Work required:
Repeat the records below exactly, leaving out every picture.

****

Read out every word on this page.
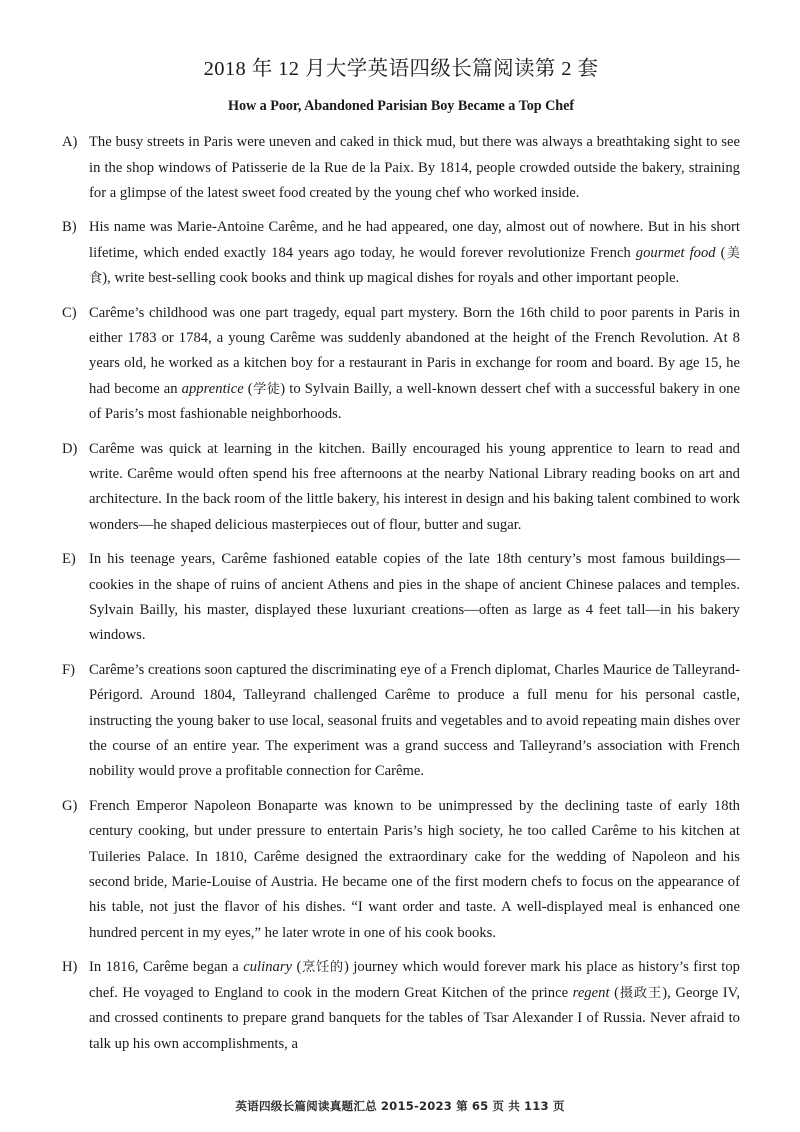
2018 年 12 月大学英语四级长篇阅读第 2 套
How a Poor, Abandoned Parisian Boy Became a Top Chef
A) The busy streets in Paris were uneven and caked in thick mud, but there was always a breathtaking sight to see in the shop windows of Patisserie de la Rue de la Paix. By 1814, people crowded outside the bakery, straining for a glimpse of the latest sweet food created by the young chef who worked inside.
B) His name was Marie-Antoine Carême, and he had appeared, one day, almost out of nowhere. But in his short lifetime, which ended exactly 184 years ago today, he would forever revolutionize French gourmet food (美食), write best-selling cook books and think up magical dishes for royals and other important people.
C) Carême’s childhood was one part tragedy, equal part mystery. Born the 16th child to poor parents in Paris in either 1783 or 1784, a young Carême was suddenly abandoned at the height of the French Revolution. At 8 years old, he worked as a kitchen boy for a restaurant in Paris in exchange for room and board. By age 15, he had become an apprentice (学徒) to Sylvain Bailly, a well-known dessert chef with a successful bakery in one of Paris’s most fashionable neighborhoods.
D) Carême was quick at learning in the kitchen. Bailly encouraged his young apprentice to learn to read and write. Carême would often spend his free afternoons at the nearby National Library reading books on art and architecture. In the back room of the little bakery, his interest in design and his baking talent combined to work wonders—he shaped delicious masterpieces out of flour, butter and sugar.
E) In his teenage years, Carême fashioned eatable copies of the late 18th century’s most famous buildings—cookies in the shape of ruins of ancient Athens and pies in the shape of ancient Chinese palaces and temples. Sylvain Bailly, his master, displayed these luxuriant creations—often as large as 4 feet tall—in his bakery windows.
F) Carême’s creations soon captured the discriminating eye of a French diplomat, Charles Maurice de Talleyrand-Périgord. Around 1804, Talleyrand challenged Carême to produce a full menu for his personal castle, instructing the young baker to use local, seasonal fruits and vegetables and to avoid repeating main dishes over the course of an entire year. The experiment was a grand success and Talleyrand’s association with French nobility would prove a profitable connection for Carême.
G) French Emperor Napoleon Bonaparte was known to be unimpressed by the declining taste of early 18th century cooking, but under pressure to entertain Paris’s high society, he too called Carême to his kitchen at Tuileries Palace. In 1810, Carême designed the extraordinary cake for the wedding of Napoleon and his second bride, Marie-Louise of Austria. He became one of the first modern chefs to focus on the appearance of his table, not just the flavor of his dishes. “I want order and taste. A well-displayed meal is enhanced one hundred percent in my eyes,” he later wrote in one of his cook books.
H) In 1816, Carême began a culinary (烹饪的) journey which would forever mark his place as history’s first top chef. He voyaged to England to cook in the modern Great Kitchen of the prince regent (摄政王), George IV, and crossed continents to prepare grand banquets for the tables of Tsar Alexander I of Russia. Never afraid to talk up his own accomplishments, a
英语四级长篇阅读真题汇总 2015-2023 第 65 页 共 113 页
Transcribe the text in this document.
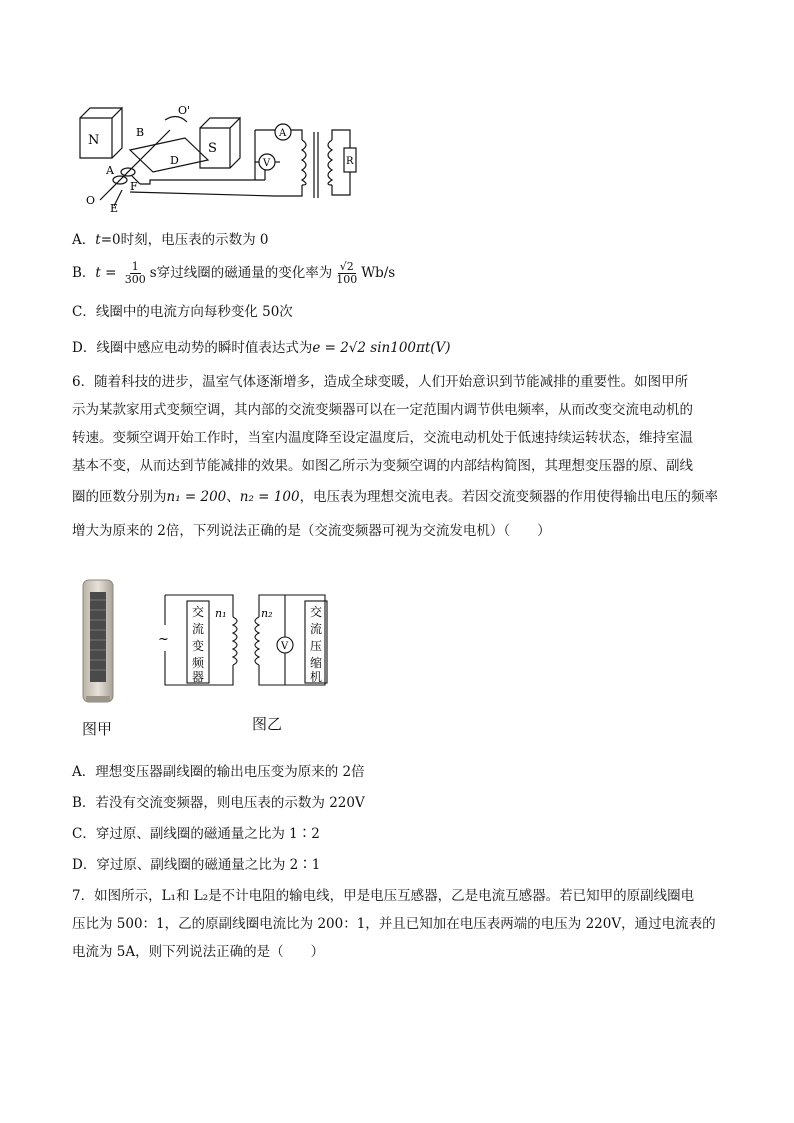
N
S
B
D
O'
A
F
O
E
A
V	R
A．t=0时刻，电压表的示数为 0
B．$t = \frac{1}{300}$ s穿过线圈的磁通量的变化率为 $\frac{√2}{100} Wb/s$
C．线圈中的电流方向每秒变化 50次
D．线圈中感应电动势的瞬时值表达式为e = 2√2 sin100πt(V)
6．随着科技的进步，温室气体逐渐增多，造成全球变暖，人们开始意识到节能减排的重要性。如图甲所
示为某款家用式变频空调，其内部的交流变频器可以在一定范围内调节供电频率，从而改变交流电动机的
转速。变频空调开始工作时，当室内温度降至设定温度后，交流电动机处于低速持续运转状态，维持室温
基本不变，从而达到节能减排的效果。如图乙所示为变频空调的内部结构简图，其理想变压器的原、副线
圈的匝数分别为n₁ = 200、n₂ = 100，电压表为理想交流电表。若因交流变频器的作用使得输出电压的频率
增大为原来的 2倍，下列说法正确的是（交流变频器可视为交流发电机）（　　）
图甲
~
交
流
变
频
器
交
流
压
缩
机
n₁	n₂
V
图乙
A．理想变压器副线圈的输出电压变为原来的 2倍
B．若没有交流变频器，则电压表的示数为 220V
C．穿过原、副线圈的磁通量之比为 1∶2
D．穿过原、副线圈的磁通量之比为 2∶1
7．如图所示，L₁和 L₂是不计电阻的输电线，甲是电压互感器，乙是电流互感器。若已知甲的原副线圈电
压比为 500：1，乙的原副线圈电流比为 200：1，并且已知加在电压表两端的电压为 220V，通过电流表的
电流为 5A，则下列说法正确的是（　　）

****

Task result:
Read out every word on this page.
2018 年 12 月大学英语四级长篇阅读第 2 套
How a Poor, Abandoned Parisian Boy Became a Top Chef
A) The busy streets in Paris were uneven and caked in thick mud, but there was always a breathtaking sight to see in the shop windows of Patisserie de la Rue de la Paix. By 1814, people crowded outside the bakery, straining for a glimpse of the latest sweet food created by the young chef who worked inside.
B) His name was Marie-Antoine Carême, and he had appeared, one day, almost out of nowhere. But in his short lifetime, which ended exactly 184 years ago today, he would forever revolutionize French gourmet food (美食), write best-selling cook books and think up magical dishes for royals and other important people.
C) Carême’s childhood was one part tragedy, equal part mystery. Born the 16th child to poor parents in Paris in either 1783 or 1784, a young Carême was suddenly abandoned at the height of the French Revolution. At 8 years old, he worked as a kitchen boy for a restaurant in Paris in exchange for room and board. By age 15, he had become an apprentice (学徒) to Sylvain Bailly, a well-known dessert chef with a successful bakery in one of Paris’s most fashionable neighborhoods.
D) Carême was quick at learning in the kitchen. Bailly encouraged his young apprentice to learn to read and write. Carême would often spend his free afternoons at the nearby National Library reading books on art and architecture. In the back room of the little bakery, his interest in design and his baking talent combined to work wonders—he shaped delicious masterpieces out of flour, butter and sugar.
E) In his teenage years, Carême fashioned eatable copies of the late 18th century’s most famous buildings—cookies in the shape of ruins of ancient Athens and pies in the shape of ancient Chinese palaces and temples. Sylvain Bailly, his master, displayed these luxuriant creations—often as large as 4 feet tall—in his bakery windows.
F) Carême’s creations soon captured the discriminating eye of a French diplomat, Charles Maurice de Talleyrand-Périgord. Around 1804, Talleyrand challenged Carême to produce a full menu for his personal castle, instructing the young baker to use local, seasonal fruits and vegetables and to avoid repeating main dishes over the course of an entire year. The experiment was a grand success and Talleyrand’s association with French nobility would prove a profitable connection for Carême.
G) French Emperor Napoleon Bonaparte was known to be unimpressed by the declining taste of early 18th century cooking, but under pressure to entertain Paris’s high society, he too called Carême to his kitchen at Tuileries Palace. In 1810, Carême designed the extraordinary cake for the wedding of Napoleon and his second bride, Marie-Louise of Austria. He became one of the first modern chefs to focus on the appearance of his table, not just the flavor of his dishes. “I want order and taste. A well-displayed meal is enhanced one hundred percent in my eyes,” he later wrote in one of his cook books.
H) In 1816, Carême began a culinary (烹饪的) journey which would forever mark his place as history’s first top chef. He voyaged to England to cook in the modern Great Kitchen of the prince regent (摄政王), George IV, and crossed continents to prepare grand banquets for the tables of Tsar Alexander I of Russia. Never afraid to talk up his own accomplishments, a
英语四级长篇阅读真题汇总 2015-2023 第 65 页 共 113 页
Transcribe the text in this document.
N
S
B
D
O'
A
F
O
E
A
V	R
A．t=0时刻，电压表的示数为 0
B．$t = \frac{1}{300}$ s穿过线圈的磁通量的变化率为 $\frac{√2}{100} Wb/s$
C．线圈中的电流方向每秒变化 50次
D．线圈中感应电动势的瞬时值表达式为e = 2√2 sin100πt(V)
6．随着科技的进步，温室气体逐渐增多，造成全球变暖，人们开始意识到节能减排的重要性。如图甲所
示为某款家用式变频空调，其内部的交流变频器可以在一定范围内调节供电频率，从而改变交流电动机的
转速。变频空调开始工作时，当室内温度降至设定温度后，交流电动机处于低速持续运转状态，维持室温
基本不变，从而达到节能减排的效果。如图乙所示为变频空调的内部结构简图，其理想变压器的原、副线
圈的匝数分别为n₁ = 200、n₂ = 100，电压表为理想交流电表。若因交流变频器的作用使得输出电压的频率
增大为原来的 2倍，下列说法正确的是（交流变频器可视为交流发电机）（　　）
图甲
~
交
流
变
频
器
交
流
压
缩
机
n₁	n₂
V
图乙
A．理想变压器副线圈的输出电压变为原来的 2倍
B．若没有交流变频器，则电压表的示数为 220V
C．穿过原、副线圈的磁通量之比为 1∶2
D．穿过原、副线圈的磁通量之比为 2∶1
7．如图所示，L₁和 L₂是不计电阻的输电线，甲是电压互感器，乙是电流互感器。若已知甲的原副线圈电
压比为 500：1，乙的原副线圈电流比为 200：1，并且已知加在电压表两端的电压为 220V，通过电流表的
电流为 5A，则下列说法正确的是（　　）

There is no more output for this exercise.